- What is being asked -
The exercise asks you to copy every line below in which "dashed" appears.
------------
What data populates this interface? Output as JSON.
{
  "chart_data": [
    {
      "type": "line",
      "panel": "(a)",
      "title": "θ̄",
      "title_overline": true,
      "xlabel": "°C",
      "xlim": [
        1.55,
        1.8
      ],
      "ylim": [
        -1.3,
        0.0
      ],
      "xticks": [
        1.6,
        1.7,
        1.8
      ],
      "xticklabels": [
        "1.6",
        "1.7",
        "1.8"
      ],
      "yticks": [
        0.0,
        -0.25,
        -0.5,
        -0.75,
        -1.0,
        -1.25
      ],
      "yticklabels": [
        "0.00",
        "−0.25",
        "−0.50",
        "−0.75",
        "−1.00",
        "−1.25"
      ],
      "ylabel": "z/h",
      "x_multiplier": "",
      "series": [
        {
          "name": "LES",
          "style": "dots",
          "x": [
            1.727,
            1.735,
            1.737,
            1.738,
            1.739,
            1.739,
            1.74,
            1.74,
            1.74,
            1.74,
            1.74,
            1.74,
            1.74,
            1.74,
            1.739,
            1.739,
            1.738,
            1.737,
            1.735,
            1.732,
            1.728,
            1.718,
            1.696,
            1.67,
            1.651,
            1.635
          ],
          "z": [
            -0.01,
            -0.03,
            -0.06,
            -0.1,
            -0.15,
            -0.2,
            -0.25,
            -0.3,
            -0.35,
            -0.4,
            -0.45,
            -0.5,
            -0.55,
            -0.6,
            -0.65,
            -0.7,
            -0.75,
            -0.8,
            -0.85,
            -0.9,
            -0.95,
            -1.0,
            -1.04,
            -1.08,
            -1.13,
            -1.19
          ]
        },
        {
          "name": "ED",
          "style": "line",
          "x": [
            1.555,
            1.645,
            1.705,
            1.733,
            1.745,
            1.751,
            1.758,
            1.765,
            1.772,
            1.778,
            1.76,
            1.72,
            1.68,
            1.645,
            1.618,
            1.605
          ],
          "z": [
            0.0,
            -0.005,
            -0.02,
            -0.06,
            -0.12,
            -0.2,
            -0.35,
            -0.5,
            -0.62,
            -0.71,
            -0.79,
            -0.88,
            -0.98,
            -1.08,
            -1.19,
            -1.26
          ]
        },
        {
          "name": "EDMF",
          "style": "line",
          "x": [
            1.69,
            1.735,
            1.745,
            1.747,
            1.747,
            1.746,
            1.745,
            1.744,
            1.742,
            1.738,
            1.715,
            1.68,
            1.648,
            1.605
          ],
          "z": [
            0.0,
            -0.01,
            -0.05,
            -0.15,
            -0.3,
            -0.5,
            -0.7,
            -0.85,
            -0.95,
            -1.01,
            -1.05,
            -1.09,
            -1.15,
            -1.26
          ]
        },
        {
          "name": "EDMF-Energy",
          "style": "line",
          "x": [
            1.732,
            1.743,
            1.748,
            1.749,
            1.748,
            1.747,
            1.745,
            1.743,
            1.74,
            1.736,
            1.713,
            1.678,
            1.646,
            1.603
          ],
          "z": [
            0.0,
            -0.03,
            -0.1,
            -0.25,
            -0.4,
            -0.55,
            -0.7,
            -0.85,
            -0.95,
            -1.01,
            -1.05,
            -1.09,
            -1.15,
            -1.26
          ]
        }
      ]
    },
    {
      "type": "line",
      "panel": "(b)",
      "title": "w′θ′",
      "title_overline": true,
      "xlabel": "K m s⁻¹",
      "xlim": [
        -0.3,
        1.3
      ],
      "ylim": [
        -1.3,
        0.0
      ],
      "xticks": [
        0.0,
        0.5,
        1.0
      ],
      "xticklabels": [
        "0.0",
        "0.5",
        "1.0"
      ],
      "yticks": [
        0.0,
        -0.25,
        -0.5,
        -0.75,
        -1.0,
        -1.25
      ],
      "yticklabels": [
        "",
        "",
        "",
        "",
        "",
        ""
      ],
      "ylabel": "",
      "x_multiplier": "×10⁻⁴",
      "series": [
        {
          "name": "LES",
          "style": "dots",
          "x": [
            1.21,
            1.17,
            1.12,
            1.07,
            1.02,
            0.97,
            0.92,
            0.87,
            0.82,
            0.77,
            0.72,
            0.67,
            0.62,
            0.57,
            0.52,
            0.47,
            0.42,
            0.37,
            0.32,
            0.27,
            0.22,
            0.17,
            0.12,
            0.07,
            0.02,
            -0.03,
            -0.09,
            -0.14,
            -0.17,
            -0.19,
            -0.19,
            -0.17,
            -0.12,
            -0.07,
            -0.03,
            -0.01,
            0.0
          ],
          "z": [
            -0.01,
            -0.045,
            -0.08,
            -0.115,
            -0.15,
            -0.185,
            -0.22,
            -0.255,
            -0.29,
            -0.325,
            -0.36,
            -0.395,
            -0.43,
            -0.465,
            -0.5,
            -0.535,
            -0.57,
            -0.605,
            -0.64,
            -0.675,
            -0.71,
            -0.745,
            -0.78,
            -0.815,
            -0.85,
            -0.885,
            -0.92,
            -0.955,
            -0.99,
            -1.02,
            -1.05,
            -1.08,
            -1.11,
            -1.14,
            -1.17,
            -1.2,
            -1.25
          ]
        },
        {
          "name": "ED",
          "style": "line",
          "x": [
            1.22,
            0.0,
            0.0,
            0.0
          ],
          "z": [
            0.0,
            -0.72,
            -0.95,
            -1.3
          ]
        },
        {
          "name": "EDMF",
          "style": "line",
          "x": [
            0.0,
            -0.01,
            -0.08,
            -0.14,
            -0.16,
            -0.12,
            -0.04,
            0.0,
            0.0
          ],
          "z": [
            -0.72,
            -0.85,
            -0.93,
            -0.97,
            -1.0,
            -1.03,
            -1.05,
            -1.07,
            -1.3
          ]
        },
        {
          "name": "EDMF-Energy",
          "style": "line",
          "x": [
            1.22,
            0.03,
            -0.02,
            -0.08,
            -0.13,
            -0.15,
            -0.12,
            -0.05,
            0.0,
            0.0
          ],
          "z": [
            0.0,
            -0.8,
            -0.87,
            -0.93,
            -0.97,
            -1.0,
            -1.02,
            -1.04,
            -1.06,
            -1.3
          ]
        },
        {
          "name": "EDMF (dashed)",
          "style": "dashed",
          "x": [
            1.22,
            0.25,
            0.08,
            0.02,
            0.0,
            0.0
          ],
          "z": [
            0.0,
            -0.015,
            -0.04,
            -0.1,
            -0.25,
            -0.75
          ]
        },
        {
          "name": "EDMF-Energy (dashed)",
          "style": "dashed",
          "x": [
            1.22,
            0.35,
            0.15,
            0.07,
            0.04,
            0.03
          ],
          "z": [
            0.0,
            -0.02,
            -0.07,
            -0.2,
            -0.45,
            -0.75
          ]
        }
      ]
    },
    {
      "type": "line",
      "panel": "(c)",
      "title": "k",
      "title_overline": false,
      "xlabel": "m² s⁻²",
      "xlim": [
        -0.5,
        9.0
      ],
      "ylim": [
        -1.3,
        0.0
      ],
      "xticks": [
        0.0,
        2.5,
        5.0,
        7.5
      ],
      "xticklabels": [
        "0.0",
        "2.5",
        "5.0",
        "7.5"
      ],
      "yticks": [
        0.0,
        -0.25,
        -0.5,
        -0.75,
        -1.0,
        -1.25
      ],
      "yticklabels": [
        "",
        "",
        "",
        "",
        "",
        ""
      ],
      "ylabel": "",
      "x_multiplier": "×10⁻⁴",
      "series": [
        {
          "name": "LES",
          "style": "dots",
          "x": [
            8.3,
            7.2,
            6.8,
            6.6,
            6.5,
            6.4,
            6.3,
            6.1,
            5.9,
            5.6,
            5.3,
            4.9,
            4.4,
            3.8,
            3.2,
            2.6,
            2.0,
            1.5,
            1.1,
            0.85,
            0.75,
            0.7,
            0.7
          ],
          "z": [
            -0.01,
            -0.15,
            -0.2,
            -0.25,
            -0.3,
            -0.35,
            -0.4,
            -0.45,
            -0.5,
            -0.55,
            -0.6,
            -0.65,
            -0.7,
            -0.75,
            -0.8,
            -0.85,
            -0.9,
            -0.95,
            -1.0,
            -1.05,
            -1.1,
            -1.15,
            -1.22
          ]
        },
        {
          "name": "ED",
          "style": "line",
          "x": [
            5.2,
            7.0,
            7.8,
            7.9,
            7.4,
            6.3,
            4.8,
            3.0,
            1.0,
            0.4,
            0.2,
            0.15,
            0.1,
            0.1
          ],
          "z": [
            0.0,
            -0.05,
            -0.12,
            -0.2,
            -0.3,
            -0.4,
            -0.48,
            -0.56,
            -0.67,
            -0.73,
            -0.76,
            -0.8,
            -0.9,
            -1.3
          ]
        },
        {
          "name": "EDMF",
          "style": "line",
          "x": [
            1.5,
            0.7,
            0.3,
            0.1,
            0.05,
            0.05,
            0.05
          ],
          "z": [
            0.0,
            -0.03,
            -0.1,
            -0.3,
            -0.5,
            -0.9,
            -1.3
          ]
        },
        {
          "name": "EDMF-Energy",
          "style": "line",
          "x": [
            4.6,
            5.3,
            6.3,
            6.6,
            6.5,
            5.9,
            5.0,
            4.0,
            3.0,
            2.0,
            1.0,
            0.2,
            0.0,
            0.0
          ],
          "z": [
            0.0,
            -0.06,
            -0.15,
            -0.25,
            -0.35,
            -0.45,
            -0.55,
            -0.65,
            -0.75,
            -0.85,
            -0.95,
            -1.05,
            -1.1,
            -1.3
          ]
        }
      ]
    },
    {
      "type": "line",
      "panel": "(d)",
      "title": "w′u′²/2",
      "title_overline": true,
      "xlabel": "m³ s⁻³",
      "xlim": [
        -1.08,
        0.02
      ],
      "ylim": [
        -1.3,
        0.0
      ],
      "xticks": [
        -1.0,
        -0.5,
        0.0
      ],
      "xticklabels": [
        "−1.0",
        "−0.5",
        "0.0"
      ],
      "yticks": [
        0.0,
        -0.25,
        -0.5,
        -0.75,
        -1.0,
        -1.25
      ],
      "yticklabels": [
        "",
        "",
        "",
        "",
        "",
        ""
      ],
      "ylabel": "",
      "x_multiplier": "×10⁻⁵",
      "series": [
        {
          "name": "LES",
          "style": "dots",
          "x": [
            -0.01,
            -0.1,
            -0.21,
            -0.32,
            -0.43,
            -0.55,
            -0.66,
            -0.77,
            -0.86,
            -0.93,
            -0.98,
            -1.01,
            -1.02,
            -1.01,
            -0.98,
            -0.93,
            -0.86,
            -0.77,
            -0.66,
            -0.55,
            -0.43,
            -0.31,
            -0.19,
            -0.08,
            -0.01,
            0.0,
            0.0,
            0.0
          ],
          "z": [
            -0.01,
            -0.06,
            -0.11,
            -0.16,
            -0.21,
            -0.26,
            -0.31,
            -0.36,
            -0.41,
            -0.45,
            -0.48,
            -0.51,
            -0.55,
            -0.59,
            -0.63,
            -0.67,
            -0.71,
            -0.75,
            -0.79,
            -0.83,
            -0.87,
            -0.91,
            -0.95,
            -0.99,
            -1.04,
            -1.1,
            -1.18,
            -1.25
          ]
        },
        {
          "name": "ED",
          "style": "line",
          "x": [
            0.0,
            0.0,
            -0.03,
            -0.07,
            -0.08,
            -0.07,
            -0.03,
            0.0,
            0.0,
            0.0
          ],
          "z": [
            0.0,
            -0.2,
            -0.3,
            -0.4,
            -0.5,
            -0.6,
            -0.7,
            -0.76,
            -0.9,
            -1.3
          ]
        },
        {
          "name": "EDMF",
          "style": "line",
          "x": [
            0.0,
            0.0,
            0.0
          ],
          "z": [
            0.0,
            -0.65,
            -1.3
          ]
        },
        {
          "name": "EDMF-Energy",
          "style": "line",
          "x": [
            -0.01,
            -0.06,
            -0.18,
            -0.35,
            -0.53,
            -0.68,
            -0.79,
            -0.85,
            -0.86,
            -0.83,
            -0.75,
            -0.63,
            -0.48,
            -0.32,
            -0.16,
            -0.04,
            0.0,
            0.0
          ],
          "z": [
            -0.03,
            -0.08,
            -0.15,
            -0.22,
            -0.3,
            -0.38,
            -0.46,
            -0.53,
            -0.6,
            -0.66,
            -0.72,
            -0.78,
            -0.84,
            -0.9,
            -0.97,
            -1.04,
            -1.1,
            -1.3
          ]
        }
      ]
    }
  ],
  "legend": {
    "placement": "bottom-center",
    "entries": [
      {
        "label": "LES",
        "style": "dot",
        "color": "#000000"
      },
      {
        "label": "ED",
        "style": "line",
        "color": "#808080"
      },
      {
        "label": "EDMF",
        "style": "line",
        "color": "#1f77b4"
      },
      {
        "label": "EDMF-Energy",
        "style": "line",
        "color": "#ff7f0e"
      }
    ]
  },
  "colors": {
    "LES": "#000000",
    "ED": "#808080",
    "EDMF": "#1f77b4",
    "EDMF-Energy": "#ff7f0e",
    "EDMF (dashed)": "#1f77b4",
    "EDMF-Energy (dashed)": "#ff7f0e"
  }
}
------------
- Exercise output -
          "name": "EDMF (dashed)",
          "style": "dashed",
          "name": "EDMF-Energy (dashed)",
          "style": "dashed",
    "EDMF (dashed)": "#1f77b4",
    "EDMF-Energy (dashed)": "#ff7f0e"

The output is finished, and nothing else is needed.